**What you are asked to do**
Reproduce verbatim the lines of the listing, starting at its first line and ending at the line that contains "data-cell: 0.81 <box>560 283 603 321</box>", with both ends included.

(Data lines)
## Begin

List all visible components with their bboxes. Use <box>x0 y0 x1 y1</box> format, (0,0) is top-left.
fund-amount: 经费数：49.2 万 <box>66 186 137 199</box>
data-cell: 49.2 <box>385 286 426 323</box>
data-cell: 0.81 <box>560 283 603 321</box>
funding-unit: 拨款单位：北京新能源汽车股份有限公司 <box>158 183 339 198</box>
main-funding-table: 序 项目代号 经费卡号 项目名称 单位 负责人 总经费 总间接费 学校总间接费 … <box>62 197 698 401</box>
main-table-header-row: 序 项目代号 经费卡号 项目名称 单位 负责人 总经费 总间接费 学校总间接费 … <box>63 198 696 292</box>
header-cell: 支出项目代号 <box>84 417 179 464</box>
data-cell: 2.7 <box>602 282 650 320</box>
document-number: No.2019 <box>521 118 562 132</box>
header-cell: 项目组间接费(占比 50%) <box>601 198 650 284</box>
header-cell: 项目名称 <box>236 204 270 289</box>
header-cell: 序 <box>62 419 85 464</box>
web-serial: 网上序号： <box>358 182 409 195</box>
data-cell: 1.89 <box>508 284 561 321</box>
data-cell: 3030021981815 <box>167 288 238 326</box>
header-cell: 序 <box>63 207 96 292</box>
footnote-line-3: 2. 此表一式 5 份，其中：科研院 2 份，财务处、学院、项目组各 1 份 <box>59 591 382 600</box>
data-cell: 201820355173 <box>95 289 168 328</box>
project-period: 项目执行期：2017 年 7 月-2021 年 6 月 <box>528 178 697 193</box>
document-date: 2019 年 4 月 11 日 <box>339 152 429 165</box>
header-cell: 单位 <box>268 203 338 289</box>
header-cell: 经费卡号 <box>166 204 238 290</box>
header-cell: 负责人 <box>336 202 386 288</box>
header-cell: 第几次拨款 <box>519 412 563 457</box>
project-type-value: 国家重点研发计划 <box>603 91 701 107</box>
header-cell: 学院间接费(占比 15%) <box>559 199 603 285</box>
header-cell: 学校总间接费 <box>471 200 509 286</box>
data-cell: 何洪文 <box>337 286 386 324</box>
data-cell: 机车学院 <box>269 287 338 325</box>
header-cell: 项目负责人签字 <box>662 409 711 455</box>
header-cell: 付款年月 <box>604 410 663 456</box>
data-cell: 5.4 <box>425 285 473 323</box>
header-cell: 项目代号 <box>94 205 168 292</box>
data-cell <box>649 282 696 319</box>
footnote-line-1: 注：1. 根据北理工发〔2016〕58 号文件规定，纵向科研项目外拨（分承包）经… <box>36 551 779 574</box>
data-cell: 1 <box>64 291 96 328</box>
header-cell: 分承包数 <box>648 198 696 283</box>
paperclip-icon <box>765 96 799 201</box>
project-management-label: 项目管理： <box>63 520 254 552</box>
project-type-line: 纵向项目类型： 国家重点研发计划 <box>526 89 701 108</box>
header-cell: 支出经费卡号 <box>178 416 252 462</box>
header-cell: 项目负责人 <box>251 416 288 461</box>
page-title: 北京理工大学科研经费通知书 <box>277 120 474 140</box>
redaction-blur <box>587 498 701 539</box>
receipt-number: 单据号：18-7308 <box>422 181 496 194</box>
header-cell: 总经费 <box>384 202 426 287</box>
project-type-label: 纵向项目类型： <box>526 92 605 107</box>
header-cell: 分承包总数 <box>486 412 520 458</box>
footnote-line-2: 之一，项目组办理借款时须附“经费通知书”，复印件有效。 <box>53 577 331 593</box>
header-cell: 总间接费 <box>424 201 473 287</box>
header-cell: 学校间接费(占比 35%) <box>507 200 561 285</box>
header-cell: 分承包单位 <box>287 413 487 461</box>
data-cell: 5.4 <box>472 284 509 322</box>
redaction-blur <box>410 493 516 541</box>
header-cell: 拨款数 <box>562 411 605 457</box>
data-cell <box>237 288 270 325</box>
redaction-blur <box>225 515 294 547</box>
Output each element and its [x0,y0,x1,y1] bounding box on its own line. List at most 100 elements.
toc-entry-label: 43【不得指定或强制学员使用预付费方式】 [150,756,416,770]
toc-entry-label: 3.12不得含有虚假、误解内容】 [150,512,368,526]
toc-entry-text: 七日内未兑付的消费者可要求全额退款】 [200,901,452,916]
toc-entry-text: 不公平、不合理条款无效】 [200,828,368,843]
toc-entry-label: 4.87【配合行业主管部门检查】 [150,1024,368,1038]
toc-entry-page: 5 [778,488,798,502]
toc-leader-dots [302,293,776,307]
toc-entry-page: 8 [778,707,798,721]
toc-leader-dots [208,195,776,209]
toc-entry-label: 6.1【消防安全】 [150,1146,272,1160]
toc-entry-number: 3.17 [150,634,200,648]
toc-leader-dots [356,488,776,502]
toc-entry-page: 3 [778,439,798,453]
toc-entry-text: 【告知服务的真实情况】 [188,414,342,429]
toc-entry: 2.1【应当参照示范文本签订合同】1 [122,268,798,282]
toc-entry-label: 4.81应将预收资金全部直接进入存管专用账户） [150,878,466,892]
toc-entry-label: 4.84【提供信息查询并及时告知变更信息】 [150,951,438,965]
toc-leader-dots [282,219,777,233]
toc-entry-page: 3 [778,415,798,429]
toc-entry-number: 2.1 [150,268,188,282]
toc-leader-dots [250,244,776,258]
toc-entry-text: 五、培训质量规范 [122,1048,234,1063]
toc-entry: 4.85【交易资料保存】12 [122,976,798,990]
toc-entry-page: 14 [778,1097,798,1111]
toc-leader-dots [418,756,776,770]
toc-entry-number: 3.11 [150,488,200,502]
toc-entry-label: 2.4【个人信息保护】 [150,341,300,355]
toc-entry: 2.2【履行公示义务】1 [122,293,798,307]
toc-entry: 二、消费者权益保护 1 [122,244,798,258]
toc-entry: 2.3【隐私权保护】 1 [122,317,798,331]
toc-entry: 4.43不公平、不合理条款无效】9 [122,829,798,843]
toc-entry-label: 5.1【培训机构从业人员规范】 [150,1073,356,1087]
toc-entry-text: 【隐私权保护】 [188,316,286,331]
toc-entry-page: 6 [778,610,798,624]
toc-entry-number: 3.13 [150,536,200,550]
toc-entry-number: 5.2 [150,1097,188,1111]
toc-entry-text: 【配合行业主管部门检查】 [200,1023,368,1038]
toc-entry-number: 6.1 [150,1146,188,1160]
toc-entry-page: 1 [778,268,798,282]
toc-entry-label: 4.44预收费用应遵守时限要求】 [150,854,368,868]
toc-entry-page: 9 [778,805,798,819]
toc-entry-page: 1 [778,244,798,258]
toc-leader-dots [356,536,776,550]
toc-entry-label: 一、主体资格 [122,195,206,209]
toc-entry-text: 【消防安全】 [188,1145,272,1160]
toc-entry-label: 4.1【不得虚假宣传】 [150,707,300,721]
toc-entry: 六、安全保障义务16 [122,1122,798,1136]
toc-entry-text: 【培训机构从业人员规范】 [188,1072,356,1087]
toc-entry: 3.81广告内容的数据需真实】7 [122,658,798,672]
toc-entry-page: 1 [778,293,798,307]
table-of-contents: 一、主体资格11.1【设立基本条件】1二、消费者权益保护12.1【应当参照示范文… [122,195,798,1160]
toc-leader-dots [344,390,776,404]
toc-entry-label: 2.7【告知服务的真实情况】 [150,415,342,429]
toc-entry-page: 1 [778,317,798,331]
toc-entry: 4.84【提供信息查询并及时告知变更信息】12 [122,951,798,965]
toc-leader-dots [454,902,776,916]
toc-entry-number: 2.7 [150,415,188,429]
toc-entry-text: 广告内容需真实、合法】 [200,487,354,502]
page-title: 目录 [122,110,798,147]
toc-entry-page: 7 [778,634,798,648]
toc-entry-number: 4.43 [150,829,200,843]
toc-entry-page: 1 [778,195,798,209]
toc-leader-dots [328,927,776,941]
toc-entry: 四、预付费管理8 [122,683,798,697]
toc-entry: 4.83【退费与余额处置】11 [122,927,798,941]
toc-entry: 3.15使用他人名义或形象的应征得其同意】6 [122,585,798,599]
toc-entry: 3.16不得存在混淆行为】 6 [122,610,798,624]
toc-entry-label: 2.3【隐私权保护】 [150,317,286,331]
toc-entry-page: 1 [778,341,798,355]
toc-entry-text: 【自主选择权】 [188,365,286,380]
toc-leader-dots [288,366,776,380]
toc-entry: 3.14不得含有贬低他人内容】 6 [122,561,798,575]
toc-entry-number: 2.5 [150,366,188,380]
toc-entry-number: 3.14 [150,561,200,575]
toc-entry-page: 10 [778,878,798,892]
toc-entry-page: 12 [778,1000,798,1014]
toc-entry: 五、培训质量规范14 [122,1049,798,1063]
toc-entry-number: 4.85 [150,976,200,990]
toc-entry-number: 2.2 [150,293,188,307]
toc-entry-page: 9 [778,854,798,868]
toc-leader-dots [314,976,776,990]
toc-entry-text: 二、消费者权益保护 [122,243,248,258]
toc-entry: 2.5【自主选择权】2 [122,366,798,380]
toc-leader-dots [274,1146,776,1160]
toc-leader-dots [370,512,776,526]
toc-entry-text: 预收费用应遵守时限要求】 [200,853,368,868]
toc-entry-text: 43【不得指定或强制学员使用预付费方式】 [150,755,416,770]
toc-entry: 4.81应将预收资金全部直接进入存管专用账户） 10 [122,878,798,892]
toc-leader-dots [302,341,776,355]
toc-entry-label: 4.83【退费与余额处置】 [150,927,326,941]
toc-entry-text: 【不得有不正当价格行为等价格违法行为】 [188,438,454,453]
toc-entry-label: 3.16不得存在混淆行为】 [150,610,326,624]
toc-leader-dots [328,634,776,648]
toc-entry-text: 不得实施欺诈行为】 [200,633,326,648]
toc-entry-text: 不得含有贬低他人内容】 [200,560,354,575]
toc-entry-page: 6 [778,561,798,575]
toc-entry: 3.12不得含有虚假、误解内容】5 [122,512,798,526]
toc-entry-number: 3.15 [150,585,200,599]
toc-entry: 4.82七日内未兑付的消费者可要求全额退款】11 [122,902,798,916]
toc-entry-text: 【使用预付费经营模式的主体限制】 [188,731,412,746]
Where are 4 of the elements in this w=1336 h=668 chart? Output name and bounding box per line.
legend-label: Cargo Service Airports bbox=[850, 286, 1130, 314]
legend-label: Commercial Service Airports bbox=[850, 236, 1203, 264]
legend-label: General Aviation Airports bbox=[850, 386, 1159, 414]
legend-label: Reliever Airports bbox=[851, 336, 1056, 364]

## End

**In response**
List all visible components with their bboxes. Use <box>x0 y0 x1 y1</box> format, (0,0) is top-left.
fund-amount: 经费数：49.2 万 <box>66 186 137 199</box>
data-cell: 49.2 <box>385 286 426 323</box>
data-cell: 0.81 <box>560 283 603 321</box>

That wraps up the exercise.